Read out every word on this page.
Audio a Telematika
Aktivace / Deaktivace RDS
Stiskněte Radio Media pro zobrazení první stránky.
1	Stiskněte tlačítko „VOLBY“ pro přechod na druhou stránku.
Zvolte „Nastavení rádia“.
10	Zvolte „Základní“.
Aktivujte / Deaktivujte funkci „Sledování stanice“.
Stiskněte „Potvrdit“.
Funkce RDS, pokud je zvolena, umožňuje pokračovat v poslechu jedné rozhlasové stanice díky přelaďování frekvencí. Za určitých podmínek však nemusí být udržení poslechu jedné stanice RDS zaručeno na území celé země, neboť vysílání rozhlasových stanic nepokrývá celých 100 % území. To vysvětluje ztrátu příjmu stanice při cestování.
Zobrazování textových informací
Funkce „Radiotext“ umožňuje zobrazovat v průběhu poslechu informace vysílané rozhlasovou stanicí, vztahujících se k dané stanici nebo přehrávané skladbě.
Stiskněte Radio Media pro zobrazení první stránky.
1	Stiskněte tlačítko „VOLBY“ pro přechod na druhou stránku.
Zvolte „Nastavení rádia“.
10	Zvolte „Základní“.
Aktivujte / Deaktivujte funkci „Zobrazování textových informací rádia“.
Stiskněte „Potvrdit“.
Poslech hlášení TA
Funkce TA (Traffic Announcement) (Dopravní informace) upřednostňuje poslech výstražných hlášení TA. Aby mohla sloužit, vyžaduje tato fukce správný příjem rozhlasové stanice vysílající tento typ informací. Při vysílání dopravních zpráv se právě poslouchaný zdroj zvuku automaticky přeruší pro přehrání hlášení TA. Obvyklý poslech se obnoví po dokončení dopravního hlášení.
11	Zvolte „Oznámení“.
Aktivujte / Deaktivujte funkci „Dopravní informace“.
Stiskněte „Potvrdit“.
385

==

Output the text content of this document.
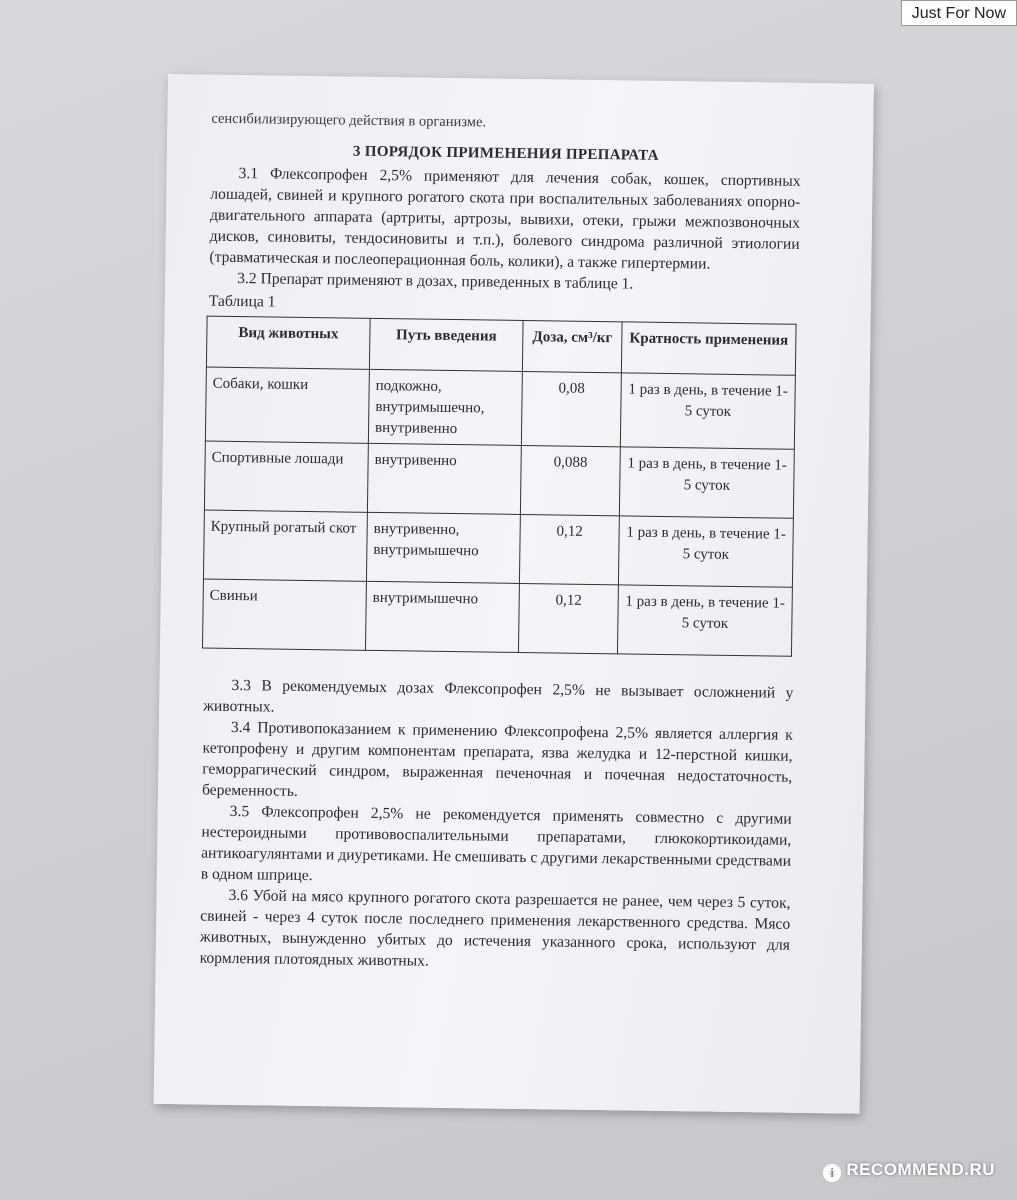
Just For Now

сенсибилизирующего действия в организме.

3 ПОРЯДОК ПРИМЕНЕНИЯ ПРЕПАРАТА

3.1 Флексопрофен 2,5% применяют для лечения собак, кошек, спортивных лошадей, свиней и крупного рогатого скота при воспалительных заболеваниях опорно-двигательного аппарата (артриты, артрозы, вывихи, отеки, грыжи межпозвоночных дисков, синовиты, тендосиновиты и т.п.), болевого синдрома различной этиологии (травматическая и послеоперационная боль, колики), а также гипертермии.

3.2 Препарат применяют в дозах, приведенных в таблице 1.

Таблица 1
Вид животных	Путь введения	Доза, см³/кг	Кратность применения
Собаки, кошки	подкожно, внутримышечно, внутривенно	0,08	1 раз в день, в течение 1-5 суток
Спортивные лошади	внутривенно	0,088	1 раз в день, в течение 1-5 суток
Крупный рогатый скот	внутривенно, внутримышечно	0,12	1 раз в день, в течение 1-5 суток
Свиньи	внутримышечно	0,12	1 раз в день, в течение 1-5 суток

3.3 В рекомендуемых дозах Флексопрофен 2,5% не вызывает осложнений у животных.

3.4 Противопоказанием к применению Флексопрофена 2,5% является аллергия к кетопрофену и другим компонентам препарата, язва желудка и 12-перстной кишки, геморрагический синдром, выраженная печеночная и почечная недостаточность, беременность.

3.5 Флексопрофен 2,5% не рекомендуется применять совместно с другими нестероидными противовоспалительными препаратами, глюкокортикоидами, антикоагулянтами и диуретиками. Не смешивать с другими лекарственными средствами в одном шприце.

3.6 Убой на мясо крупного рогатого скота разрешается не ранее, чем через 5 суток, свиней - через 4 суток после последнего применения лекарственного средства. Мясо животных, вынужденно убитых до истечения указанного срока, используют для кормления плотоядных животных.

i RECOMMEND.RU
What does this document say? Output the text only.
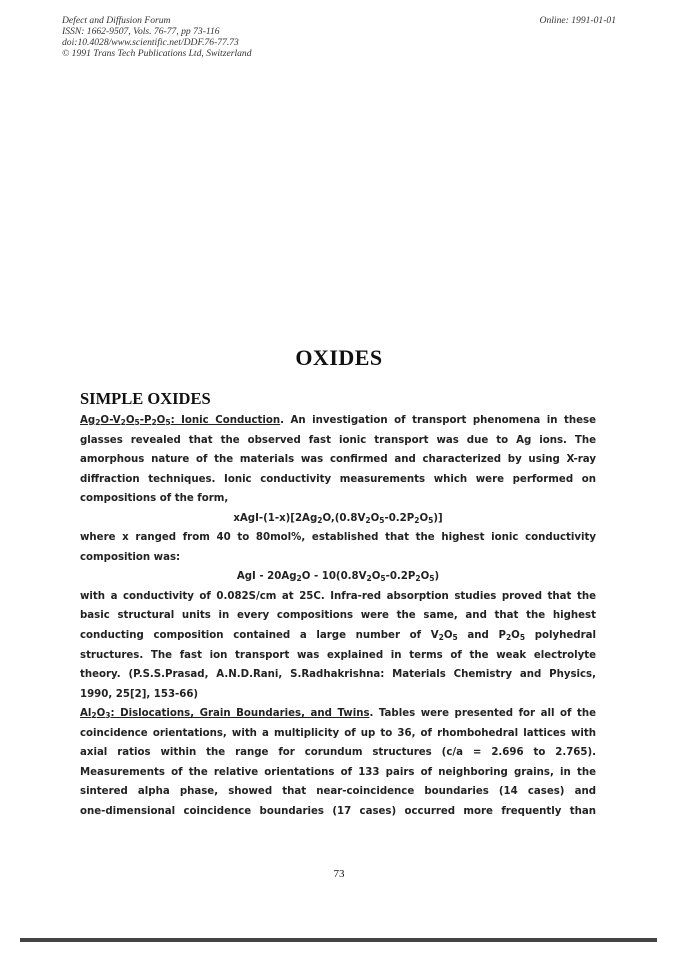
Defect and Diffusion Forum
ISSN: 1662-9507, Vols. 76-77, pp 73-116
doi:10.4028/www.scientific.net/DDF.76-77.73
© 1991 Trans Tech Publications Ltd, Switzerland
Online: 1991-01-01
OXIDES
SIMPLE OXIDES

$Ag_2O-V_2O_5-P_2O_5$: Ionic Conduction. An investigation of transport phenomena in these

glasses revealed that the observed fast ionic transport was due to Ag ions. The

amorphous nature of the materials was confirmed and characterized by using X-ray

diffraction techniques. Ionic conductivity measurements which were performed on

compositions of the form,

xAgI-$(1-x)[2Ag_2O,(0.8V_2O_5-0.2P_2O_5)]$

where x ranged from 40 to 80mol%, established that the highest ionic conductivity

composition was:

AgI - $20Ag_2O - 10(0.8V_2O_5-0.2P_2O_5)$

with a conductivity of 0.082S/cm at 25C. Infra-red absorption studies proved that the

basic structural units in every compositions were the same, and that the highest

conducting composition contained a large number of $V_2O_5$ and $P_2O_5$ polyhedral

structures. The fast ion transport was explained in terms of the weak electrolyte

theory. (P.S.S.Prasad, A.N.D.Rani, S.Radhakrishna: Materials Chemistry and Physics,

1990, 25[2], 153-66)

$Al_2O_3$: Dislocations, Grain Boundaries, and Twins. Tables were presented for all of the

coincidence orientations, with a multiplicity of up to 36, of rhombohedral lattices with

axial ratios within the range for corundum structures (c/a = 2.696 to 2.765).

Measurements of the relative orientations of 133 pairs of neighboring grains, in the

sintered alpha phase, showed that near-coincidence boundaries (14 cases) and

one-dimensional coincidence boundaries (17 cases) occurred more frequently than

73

EXERCISE GOAL: Lines from the records above that hold "течение" are the ones to list.

ANSWER:
Собаки, кошки	подкожно, внутримышечно, внутривенно	0,08	1 раз в день, в течение 1-5 суток
Спортивные лошади	внутривенно	0,088	1 раз в день, в течение 1-5 суток
Крупный рогатый скот	внутривенно, внутримышечно	0,12	1 раз в день, в течение 1-5 суток
Свиньи	внутримышечно	0,12	1 раз в день, в течение 1-5 суток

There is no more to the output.